- **Page extract**:
☆ ☆ ☆ ☆ ☆ ☆ ☆

Do You Soak Your Beans? Should You?


What’s the deal with soaking beans? If this question does not shake your culinary spirit to the core, then absolutely nothing is wrong with you. The real answer is: who cares? Nothing has ever really gone wrong whether beans are soaked or not soaked. But we would like to discuss this mild controversy anyway. There is actually sufficient internet evidence to support an argument, or at least a robust discussion. So let’s get into it.

Bean soaking is prominent in most American recipes. This is ingrained in our heads early and the reason is omitted often enough to remain unknown. However this practice is somewhat restricted to American cooking behavior. It is fair to say that some cuisines in Europe might employ soaking from time to time. But most cooks across the globe just cook their beans. There are good reasons to just go ahead and cook those beans in Latin America, Africa, and all over India. The answer is simple: pot of water + seasonings + beans= dinner for many, many people around the world. And not to make anyone feel bad but in some places water is not so plentiful that it should be thrown away, ever. Our neighbors in Mexico, where some of the absolute best bean recipes were born, never soak their beans. So why are we so hung up on the bean soak? 


It turns out that the only really good reason to soak beans is to speed up cook time. And by speed up, we’re talking around 15 minutes shaved off of what will still probably be an hour or more. The truth is, beans take time to cook. If you want to use an Instant Pot or a traditional pressure cooker then that will most definitely shorten the wait. Our own testing of beans has covered more ground than most would even dare. Beans vary in size and shape. And vibrant, colorful heirloom beans always fade into muddy, washed out browns. But they all are subject to the same results. Soaking beans will knock off some cooking time but something else happens that could be more important.

Serious Eats editor Kenji-López Alt wrote a great experimental piece on black beans, which you should definetly check out. The main takeaway was that soaking black beans leaves them a drab grey and less flavorful that not soaking. What does this mean? The black bean experiment clearly shows that soaking beans draws water in but also pulls something out. The apparentness of a black bean turning grey may not be seen so easily in other beans but safely assume that something is lost. And that something is probably flavor.

☆ ☆ ☆ ☆ ☆ ☆ ☆

(Dataset excerpt)
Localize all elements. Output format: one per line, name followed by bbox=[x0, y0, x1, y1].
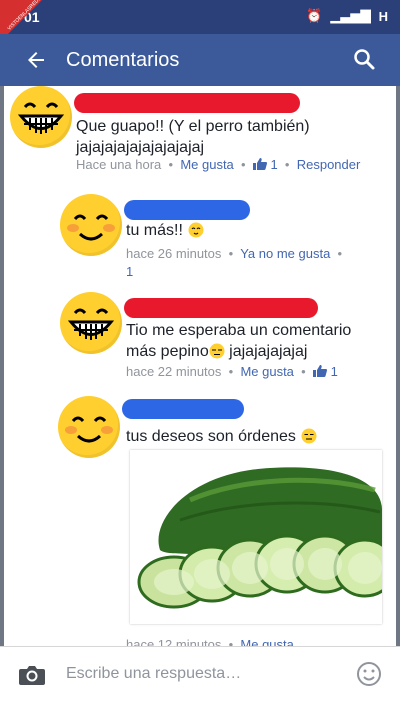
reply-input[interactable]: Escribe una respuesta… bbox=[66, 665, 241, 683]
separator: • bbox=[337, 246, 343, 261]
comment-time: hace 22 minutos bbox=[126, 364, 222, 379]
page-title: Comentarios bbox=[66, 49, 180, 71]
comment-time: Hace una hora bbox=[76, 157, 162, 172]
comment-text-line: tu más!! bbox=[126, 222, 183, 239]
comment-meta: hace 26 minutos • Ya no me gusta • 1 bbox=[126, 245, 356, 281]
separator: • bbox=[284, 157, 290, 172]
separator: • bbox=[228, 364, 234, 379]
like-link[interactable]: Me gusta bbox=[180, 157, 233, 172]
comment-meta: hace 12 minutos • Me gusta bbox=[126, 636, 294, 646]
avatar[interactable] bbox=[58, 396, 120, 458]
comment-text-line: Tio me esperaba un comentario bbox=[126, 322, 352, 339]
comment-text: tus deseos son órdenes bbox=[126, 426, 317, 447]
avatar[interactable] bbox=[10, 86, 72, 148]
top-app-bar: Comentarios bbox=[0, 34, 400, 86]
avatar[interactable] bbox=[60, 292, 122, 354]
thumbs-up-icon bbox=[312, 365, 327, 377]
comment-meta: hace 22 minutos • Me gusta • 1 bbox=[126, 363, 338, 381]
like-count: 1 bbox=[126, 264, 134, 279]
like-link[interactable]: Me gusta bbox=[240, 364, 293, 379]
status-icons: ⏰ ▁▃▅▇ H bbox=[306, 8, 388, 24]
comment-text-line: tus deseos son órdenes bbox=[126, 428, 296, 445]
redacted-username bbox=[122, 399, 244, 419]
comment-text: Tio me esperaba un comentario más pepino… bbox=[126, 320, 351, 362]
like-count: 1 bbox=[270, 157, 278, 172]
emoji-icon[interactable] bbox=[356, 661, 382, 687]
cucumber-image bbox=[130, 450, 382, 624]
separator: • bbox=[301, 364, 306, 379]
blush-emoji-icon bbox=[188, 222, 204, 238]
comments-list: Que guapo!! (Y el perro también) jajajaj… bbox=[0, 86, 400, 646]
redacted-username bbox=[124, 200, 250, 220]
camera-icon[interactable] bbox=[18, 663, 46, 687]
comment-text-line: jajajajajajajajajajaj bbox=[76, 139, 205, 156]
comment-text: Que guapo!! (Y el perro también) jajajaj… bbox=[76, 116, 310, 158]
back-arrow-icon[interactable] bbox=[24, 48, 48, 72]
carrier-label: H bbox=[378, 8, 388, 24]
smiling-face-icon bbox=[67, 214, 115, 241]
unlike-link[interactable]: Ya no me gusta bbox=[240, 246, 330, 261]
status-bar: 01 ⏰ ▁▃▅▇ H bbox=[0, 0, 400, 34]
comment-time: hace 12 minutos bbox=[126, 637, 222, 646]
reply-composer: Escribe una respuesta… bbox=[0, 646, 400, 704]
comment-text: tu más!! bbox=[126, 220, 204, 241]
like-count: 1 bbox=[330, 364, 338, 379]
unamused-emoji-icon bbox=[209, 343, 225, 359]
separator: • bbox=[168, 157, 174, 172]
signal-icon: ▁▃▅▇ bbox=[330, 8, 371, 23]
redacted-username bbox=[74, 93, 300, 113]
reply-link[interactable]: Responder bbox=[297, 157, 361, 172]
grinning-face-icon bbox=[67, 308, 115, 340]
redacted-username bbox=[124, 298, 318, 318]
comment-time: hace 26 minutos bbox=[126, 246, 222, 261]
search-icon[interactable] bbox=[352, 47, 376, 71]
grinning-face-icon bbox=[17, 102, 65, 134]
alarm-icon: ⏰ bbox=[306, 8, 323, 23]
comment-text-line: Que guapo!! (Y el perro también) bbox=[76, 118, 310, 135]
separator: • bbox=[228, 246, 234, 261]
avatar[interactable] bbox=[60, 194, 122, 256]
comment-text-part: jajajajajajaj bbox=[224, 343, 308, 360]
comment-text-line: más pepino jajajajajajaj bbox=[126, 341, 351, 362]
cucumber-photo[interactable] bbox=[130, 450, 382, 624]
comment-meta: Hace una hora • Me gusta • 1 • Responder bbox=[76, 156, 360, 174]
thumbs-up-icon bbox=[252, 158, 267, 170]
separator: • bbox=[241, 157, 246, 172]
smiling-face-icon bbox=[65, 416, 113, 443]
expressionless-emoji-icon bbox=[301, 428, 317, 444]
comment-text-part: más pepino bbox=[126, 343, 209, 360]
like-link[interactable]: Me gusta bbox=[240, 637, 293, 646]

☆ ☆ ☆ ☆ ☆ ☆ ☆

- **Tasks**:
[1] Please repeat the bean-soaking article word for word from "Do You Soak" to "get into it.".
[2] According to the bean-soaking article, roughly how much cooking time does soaking beans save?
[3] Pick up the bean-soaking article after its final sentence and keep writing it.

- **Expected responses**:
[1]
Do You Soak Your Beans? Should You?


What’s the deal with soaking beans? If this question does not shake your culinary spirit to the core, then absolutely nothing is wrong with you. The real answer is: who cares? Nothing has ever really gone wrong whether beans are soaked or not soaked. But we would like to discuss this mild controversy anyway. There is actually sufficient internet evidence to support an argument, or at least a robust discussion. So let’s get into it.

[2] Around 15 minutes.

[3]
If a solution for the potential soaking woes is still desired, there are options. Try cooking beans in the soaking liquid. Anything that wept out of the beans will be there, so don’t waste it. Wash beans first if needed to ensure no residue or debris is in the water. The second solution is actually a favorite among many chefs; it’s called the quick soak. Simply cover potted beans with cold water and bring to a boil. Turn off the heat and allow the beans to soak for 1 hour. Then back to the heat and cook as normal. Results vary slightly but expect a reduced cooking time from 5 to 15 minutes and more flavorful beans.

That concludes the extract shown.